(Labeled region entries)
########
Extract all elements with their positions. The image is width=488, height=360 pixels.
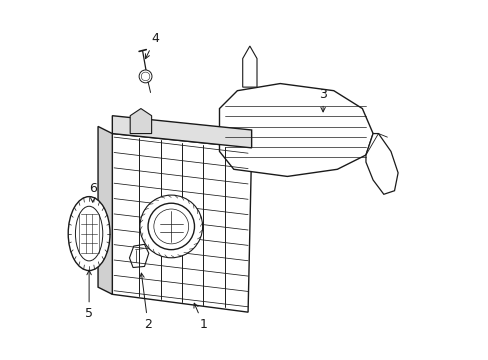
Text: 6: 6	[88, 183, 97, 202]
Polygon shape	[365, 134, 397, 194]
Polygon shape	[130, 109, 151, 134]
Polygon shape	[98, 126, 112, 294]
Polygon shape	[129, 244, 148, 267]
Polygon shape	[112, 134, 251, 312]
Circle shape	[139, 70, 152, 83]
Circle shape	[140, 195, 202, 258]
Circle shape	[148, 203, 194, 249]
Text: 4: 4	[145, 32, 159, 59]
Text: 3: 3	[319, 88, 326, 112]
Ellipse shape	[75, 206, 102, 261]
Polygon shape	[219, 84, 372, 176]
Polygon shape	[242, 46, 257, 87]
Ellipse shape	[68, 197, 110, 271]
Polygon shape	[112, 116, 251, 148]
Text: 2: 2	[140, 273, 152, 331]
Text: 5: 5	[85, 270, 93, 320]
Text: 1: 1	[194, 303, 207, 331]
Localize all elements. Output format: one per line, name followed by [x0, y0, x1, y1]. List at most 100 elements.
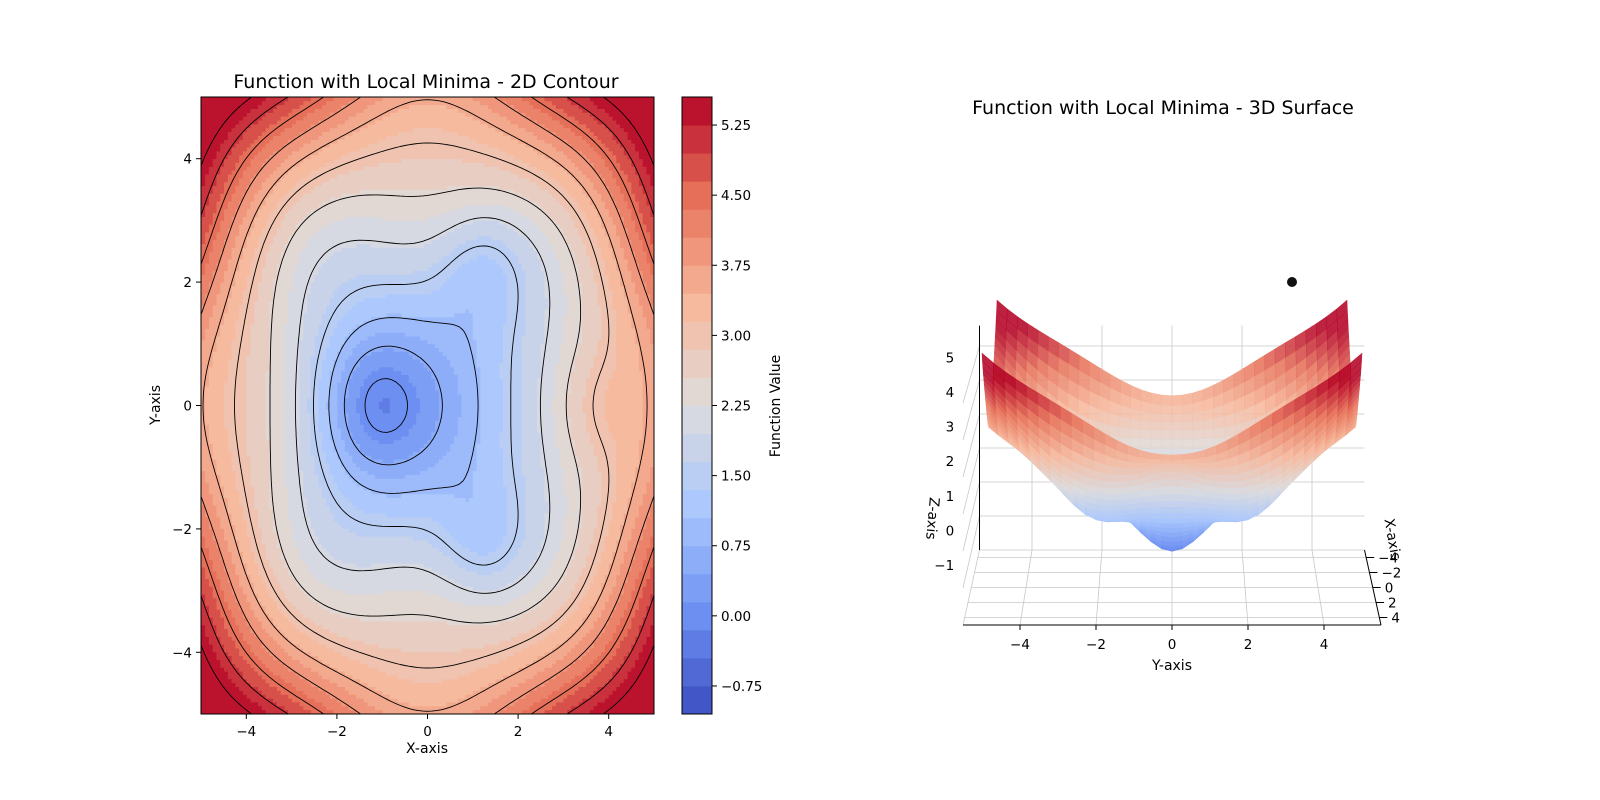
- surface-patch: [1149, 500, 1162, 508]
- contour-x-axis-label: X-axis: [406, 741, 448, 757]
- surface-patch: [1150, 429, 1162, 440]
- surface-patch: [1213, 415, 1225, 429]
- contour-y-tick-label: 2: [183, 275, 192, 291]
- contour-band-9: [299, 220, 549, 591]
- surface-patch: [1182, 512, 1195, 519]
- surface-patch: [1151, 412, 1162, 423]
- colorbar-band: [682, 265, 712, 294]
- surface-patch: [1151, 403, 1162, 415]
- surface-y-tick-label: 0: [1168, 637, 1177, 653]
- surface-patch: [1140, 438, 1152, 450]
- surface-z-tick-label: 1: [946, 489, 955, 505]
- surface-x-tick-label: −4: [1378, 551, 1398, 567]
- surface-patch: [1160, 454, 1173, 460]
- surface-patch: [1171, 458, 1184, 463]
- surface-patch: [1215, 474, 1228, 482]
########
Aim =>
Rewrite all of the records above with every instance of "surface-patch" renamed to "surface-tile" and everything else unchanged, leaving the pictures out of your answer.

Correct answer =>
Extract all elements with their positions. The image is width=488, height=360 pixels.
Text: 6: 6	[88, 183, 97, 202]
Polygon shape	[365, 134, 397, 194]
Polygon shape	[130, 109, 151, 134]
Polygon shape	[98, 126, 112, 294]
Polygon shape	[129, 244, 148, 267]
Polygon shape	[112, 134, 251, 312]
Circle shape	[139, 70, 152, 83]
Circle shape	[140, 195, 202, 258]
Circle shape	[148, 203, 194, 249]
Text: 4: 4	[145, 32, 159, 59]
Text: 3: 3	[319, 88, 326, 112]
Ellipse shape	[75, 206, 102, 261]
Polygon shape	[219, 84, 372, 176]
Polygon shape	[242, 46, 257, 87]
Ellipse shape	[68, 197, 110, 271]
Polygon shape	[112, 116, 251, 148]
Text: 2: 2	[140, 273, 152, 331]
Text: 5: 5	[85, 270, 93, 320]
Text: 1: 1	[194, 303, 207, 331]
Localize all elements. Output format: one per line, name followed by [x0, y0, x1, y1]. List at most 100 elements.
- surface-tile: [1149, 500, 1162, 508]
- contour-x-axis-label: X-axis: [406, 741, 448, 757]
- surface-tile: [1150, 429, 1162, 440]
- surface-tile: [1213, 415, 1225, 429]
- contour-y-tick-label: 2: [183, 275, 192, 291]
- contour-band-9: [299, 220, 549, 591]
- surface-tile: [1182, 512, 1195, 519]
- surface-tile: [1151, 412, 1162, 423]
- colorbar-band: [682, 265, 712, 294]
- surface-tile: [1151, 403, 1162, 415]
- surface-y-tick-label: 0: [1168, 637, 1177, 653]
- surface-tile: [1140, 438, 1152, 450]
- surface-z-tick-label: 1: [946, 489, 955, 505]
- surface-x-tick-label: −4: [1378, 551, 1398, 567]
- surface-tile: [1160, 454, 1173, 460]
- surface-tile: [1171, 458, 1184, 463]
- surface-tile: [1215, 474, 1228, 482]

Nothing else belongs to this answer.